Dataset entries:
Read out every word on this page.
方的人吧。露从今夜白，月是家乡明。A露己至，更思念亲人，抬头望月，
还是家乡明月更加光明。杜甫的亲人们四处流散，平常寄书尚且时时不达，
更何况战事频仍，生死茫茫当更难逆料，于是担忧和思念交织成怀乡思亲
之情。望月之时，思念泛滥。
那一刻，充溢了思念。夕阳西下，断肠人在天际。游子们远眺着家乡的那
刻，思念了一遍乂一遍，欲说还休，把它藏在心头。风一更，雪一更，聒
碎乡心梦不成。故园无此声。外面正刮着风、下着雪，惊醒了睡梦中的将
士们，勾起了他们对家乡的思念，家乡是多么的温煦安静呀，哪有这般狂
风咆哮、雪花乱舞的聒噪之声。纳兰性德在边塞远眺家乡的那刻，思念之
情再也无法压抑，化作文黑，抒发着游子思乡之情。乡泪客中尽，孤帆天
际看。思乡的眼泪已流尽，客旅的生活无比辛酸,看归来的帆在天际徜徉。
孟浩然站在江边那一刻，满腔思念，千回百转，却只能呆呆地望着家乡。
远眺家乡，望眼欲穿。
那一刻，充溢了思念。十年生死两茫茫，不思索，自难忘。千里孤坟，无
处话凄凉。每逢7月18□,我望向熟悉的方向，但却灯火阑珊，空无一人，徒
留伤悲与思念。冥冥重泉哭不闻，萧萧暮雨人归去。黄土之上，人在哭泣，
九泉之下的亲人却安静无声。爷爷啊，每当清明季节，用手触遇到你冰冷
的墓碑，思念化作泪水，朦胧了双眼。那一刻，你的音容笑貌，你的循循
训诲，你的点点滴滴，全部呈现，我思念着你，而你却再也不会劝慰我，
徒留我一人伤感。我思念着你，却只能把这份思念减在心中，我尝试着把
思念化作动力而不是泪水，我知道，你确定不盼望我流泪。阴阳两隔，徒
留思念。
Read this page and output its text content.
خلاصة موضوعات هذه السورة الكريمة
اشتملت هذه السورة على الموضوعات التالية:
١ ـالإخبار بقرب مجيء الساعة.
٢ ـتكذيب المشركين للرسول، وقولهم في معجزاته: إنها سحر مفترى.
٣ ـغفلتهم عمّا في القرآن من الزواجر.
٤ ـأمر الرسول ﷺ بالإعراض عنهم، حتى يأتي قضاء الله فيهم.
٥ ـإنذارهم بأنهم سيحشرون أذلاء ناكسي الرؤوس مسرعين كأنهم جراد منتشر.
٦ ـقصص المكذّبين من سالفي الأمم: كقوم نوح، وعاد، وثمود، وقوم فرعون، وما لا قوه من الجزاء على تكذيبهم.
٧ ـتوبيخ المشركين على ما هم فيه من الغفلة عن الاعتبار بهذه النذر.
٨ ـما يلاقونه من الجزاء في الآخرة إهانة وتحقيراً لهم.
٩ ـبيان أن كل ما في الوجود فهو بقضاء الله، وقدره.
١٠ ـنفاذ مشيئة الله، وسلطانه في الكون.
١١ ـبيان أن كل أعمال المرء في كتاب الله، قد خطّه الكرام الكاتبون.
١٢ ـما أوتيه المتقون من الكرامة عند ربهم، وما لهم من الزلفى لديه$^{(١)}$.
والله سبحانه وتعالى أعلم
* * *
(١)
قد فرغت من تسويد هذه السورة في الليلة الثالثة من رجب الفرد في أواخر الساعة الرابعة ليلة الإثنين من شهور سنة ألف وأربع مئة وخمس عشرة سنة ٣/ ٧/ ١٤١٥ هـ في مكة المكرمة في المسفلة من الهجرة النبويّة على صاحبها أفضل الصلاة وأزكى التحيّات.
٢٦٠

> [Given request]:
Set down the listing in full, keeping every word exactly as it is.

> [Exercise answer]:
Read out every word on this page.
方的人吧。露从今夜白，月是家乡明。A露己至，更思念亲人，抬头望月，
还是家乡明月更加光明。杜甫的亲人们四处流散，平常寄书尚且时时不达，
更何况战事频仍，生死茫茫当更难逆料，于是担忧和思念交织成怀乡思亲
之情。望月之时，思念泛滥。
那一刻，充溢了思念。夕阳西下，断肠人在天际。游子们远眺着家乡的那
刻，思念了一遍乂一遍，欲说还休，把它藏在心头。风一更，雪一更，聒
碎乡心梦不成。故园无此声。外面正刮着风、下着雪，惊醒了睡梦中的将
士们，勾起了他们对家乡的思念，家乡是多么的温煦安静呀，哪有这般狂
风咆哮、雪花乱舞的聒噪之声。纳兰性德在边塞远眺家乡的那刻，思念之
情再也无法压抑，化作文黑，抒发着游子思乡之情。乡泪客中尽，孤帆天
际看。思乡的眼泪已流尽，客旅的生活无比辛酸,看归来的帆在天际徜徉。
孟浩然站在江边那一刻，满腔思念，千回百转，却只能呆呆地望着家乡。
远眺家乡，望眼欲穿。
那一刻，充溢了思念。十年生死两茫茫，不思索，自难忘。千里孤坟，无
处话凄凉。每逢7月18□,我望向熟悉的方向，但却灯火阑珊，空无一人，徒
留伤悲与思念。冥冥重泉哭不闻，萧萧暮雨人归去。黄土之上，人在哭泣，
九泉之下的亲人却安静无声。爷爷啊，每当清明季节，用手触遇到你冰冷
的墓碑，思念化作泪水，朦胧了双眼。那一刻，你的音容笑貌，你的循循
训诲，你的点点滴滴，全部呈现，我思念着你，而你却再也不会劝慰我，
徒留我一人伤感。我思念着你，却只能把这份思念减在心中，我尝试着把
思念化作动力而不是泪水，我知道，你确定不盼望我流泪。阴阳两隔，徒
留思念。
Read this page and output its text content.
خلاصة موضوعات هذه السورة الكريمة
اشتملت هذه السورة على الموضوعات التالية:
١ ـالإخبار بقرب مجيء الساعة.
٢ ـتكذيب المشركين للرسول، وقولهم في معجزاته: إنها سحر مفترى.
٣ ـغفلتهم عمّا في القرآن من الزواجر.
٤ ـأمر الرسول ﷺ بالإعراض عنهم، حتى يأتي قضاء الله فيهم.
٥ ـإنذارهم بأنهم سيحشرون أذلاء ناكسي الرؤوس مسرعين كأنهم جراد منتشر.
٦ ـقصص المكذّبين من سالفي الأمم: كقوم نوح، وعاد، وثمود، وقوم فرعون، وما لا قوه من الجزاء على تكذيبهم.
٧ ـتوبيخ المشركين على ما هم فيه من الغفلة عن الاعتبار بهذه النذر.
٨ ـما يلاقونه من الجزاء في الآخرة إهانة وتحقيراً لهم.
٩ ـبيان أن كل ما في الوجود فهو بقضاء الله، وقدره.
١٠ ـنفاذ مشيئة الله، وسلطانه في الكون.
١١ ـبيان أن كل أعمال المرء في كتاب الله، قد خطّه الكرام الكاتبون.
١٢ ـما أوتيه المتقون من الكرامة عند ربهم، وما لهم من الزلفى لديه$^{(١)}$.
والله سبحانه وتعالى أعلم
* * *
(١)
قد فرغت من تسويد هذه السورة في الليلة الثالثة من رجب الفرد في أواخر الساعة الرابعة ليلة الإثنين من شهور سنة ألف وأربع مئة وخمس عشرة سنة ٣/ ٧/ ١٤١٥ هـ في مكة المكرمة في المسفلة من الهجرة النبويّة على صاحبها أفضل الصلاة وأزكى التحيّات.
٢٦٠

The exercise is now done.